▸ **What you should do**: Can you copy out the data exactly? Leave the images out.

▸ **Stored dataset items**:
|---|
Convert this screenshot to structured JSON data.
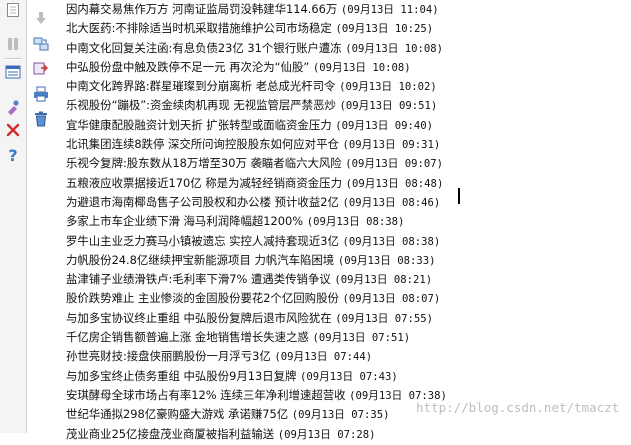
{
  "toolbar": {
    "icons": [
      "page-icon",
      "arrow-down-icon",
      "pause-icon",
      "linked-panes-icon",
      "layout-icon",
      "export-icon",
      "filter-icon",
      "print-icon",
      "trash-icon",
      "pin-icon",
      "remove-icon",
      "help-icon"
    ]
  },
  "news": [
    {
      "headline": "因内幕交易焦作万方 河南证监局罚没韩建华114.66万",
      "time": "(09月13日 11:04)"
    },
    {
      "headline": "北大医药:不排除适当时机采取措施维护公司市场稳定",
      "time": "(09月13日 10:25)"
    },
    {
      "headline": "中南文化回复关注函:有息负债23亿 31个银行账户遭冻",
      "time": "(09月13日 10:08)"
    },
    {
      "headline": "中弘股份盘中触及跌停不足一元 再次沦为“仙股”",
      "time": "(09月13日 10:08)"
    },
    {
      "headline": "中南文化跨界路:群星璀璨到分崩离析 老总成光杆司令",
      "time": "(09月13日 10:02)"
    },
    {
      "headline": "乐视股份“蹦极”:资金续肉机再现 无视监管层严禁恶炒",
      "time": "(09月13日 09:51)"
    },
    {
      "headline": "宜华健康配股融资计划天折 扩张转型或面临资金压力",
      "time": "(09月13日 09:40)"
    },
    {
      "headline": "北讯集团连续8跌停 深交所问询控股股东如何应对平仓",
      "time": "(09月13日 09:31)"
    },
    {
      "headline": "乐视今复牌:股东数从18万增至30万 袭瞄者临六大风险",
      "time": "(09月13日 09:07)"
    },
    {
      "headline": "五粮液应收票据接近170亿 称是为减轻经销商资金压力",
      "time": "(09月13日 08:48)"
    },
    {
      "headline": "为避退市海南椰岛售子公司股权和办公楼 预计收益2亿",
      "time": "(09月13日 08:46)"
    },
    {
      "headline": "多家上市车企业绩下滑 海马利润降幅超1200%",
      "time": "(09月13日 08:38)"
    },
    {
      "headline": "罗牛山主业乏力赛马小镇被遗忘 实控人减持套现近3亿",
      "time": "(09月13日 08:38)"
    },
    {
      "headline": "力帆股份24.8亿继续押宝新能源项目 力帆汽车陷困境",
      "time": "(09月13日 08:33)"
    },
    {
      "headline": "盐津铺子业绩滑铁卢:毛利率下滑7% 遭遇类传销争议",
      "time": "(09月13日 08:21)"
    },
    {
      "headline": "股价跌势难止 主业惨淡的金固股份要花2个亿回购股份",
      "time": "(09月13日 08:07)"
    },
    {
      "headline": "与加多宝协议终止重组 中弘股份复牌后退市风险犹在",
      "time": "(09月13日 07:55)"
    },
    {
      "headline": "千亿房企销售额普遍上涨 金地销售增长失速之惑",
      "time": "(09月13日 07:51)"
    },
    {
      "headline": "孙世亮财技:接盘侠丽鹏股份一月浮亏3亿",
      "time": "(09月13日 07:44)"
    },
    {
      "headline": "与加多宝终止债务重组 中弘股份9月13日复牌",
      "time": "(09月13日 07:43)"
    },
    {
      "headline": "安琪酵母全球市场占有率12% 连续三年净利增速超营收",
      "time": "(09月13日 07:38)"
    },
    {
      "headline": "世纪华通拟298亿豪购盛大游戏 承诺赚75亿",
      "time": "(09月13日 07:35)"
    },
    {
      "headline": "茂业商业25亿接盘茂业商厦被指利益输送",
      "time": "(09月13日 07:28)"
    }
  ],
  "watermark": "http://blog.csdn.net/tmaczt"
}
|---|
▸ **Solution**:
Convert this screenshot to structured JSON data.
{
  "toolbar": {
    "icons": [
      "page-icon",
      "arrow-down-icon",
      "pause-icon",
      "linked-panes-icon",
      "layout-icon",
      "export-icon",
      "filter-icon",
      "print-icon",
      "trash-icon",
      "pin-icon",
      "remove-icon",
      "help-icon"
    ]
  },
  "news": [
    {
      "headline": "因内幕交易焦作万方 河南证监局罚没韩建华114.66万",
      "time": "(09月13日 11:04)"
    },
    {
      "headline": "北大医药:不排除适当时机采取措施维护公司市场稳定",
      "time": "(09月13日 10:25)"
    },
    {
      "headline": "中南文化回复关注函:有息负债23亿 31个银行账户遭冻",
      "time": "(09月13日 10:08)"
    },
    {
      "headline": "中弘股份盘中触及跌停不足一元 再次沦为“仙股”",
      "time": "(09月13日 10:08)"
    },
    {
      "headline": "中南文化跨界路:群星璀璨到分崩离析 老总成光杆司令",
      "time": "(09月13日 10:02)"
    },
    {
      "headline": "乐视股份“蹦极”:资金续肉机再现 无视监管层严禁恶炒",
      "time": "(09月13日 09:51)"
    },
    {
      "headline": "宜华健康配股融资计划天折 扩张转型或面临资金压力",
      "time": "(09月13日 09:40)"
    },
    {
      "headline": "北讯集团连续8跌停 深交所问询控股股东如何应对平仓",
      "time": "(09月13日 09:31)"
    },
    {
      "headline": "乐视今复牌:股东数从18万增至30万 袭瞄者临六大风险",
      "time": "(09月13日 09:07)"
    },
    {
      "headline": "五粮液应收票据接近170亿 称是为减轻经销商资金压力",
      "time": "(09月13日 08:48)"
    },
    {
      "headline": "为避退市海南椰岛售子公司股权和办公楼 预计收益2亿",
      "time": "(09月13日 08:46)"
    },
    {
      "headline": "多家上市车企业绩下滑 海马利润降幅超1200%",
      "time": "(09月13日 08:38)"
    },
    {
      "headline": "罗牛山主业乏力赛马小镇被遗忘 实控人减持套现近3亿",
      "time": "(09月13日 08:38)"
    },
    {
      "headline": "力帆股份24.8亿继续押宝新能源项目 力帆汽车陷困境",
      "time": "(09月13日 08:33)"
    },
    {
      "headline": "盐津铺子业绩滑铁卢:毛利率下滑7% 遭遇类传销争议",
      "time": "(09月13日 08:21)"
    },
    {
      "headline": "股价跌势难止 主业惨淡的金固股份要花2个亿回购股份",
      "time": "(09月13日 08:07)"
    },
    {
      "headline": "与加多宝协议终止重组 中弘股份复牌后退市风险犹在",
      "time": "(09月13日 07:55)"
    },
    {
      "headline": "千亿房企销售额普遍上涨 金地销售增长失速之惑",
      "time": "(09月13日 07:51)"
    },
    {
      "headline": "孙世亮财技:接盘侠丽鹏股份一月浮亏3亿",
      "time": "(09月13日 07:44)"
    },
    {
      "headline": "与加多宝终止债务重组 中弘股份9月13日复牌",
      "time": "(09月13日 07:43)"
    },
    {
      "headline": "安琪酵母全球市场占有率12% 连续三年净利增速超营收",
      "time": "(09月13日 07:38)"
    },
    {
      "headline": "世纪华通拟298亿豪购盛大游戏 承诺赚75亿",
      "time": "(09月13日 07:35)"
    },
    {
      "headline": "茂业商业25亿接盘茂业商厦被指利益输送",
      "time": "(09月13日 07:28)"
    }
  ],
  "watermark": "http://blog.csdn.net/tmaczt"
}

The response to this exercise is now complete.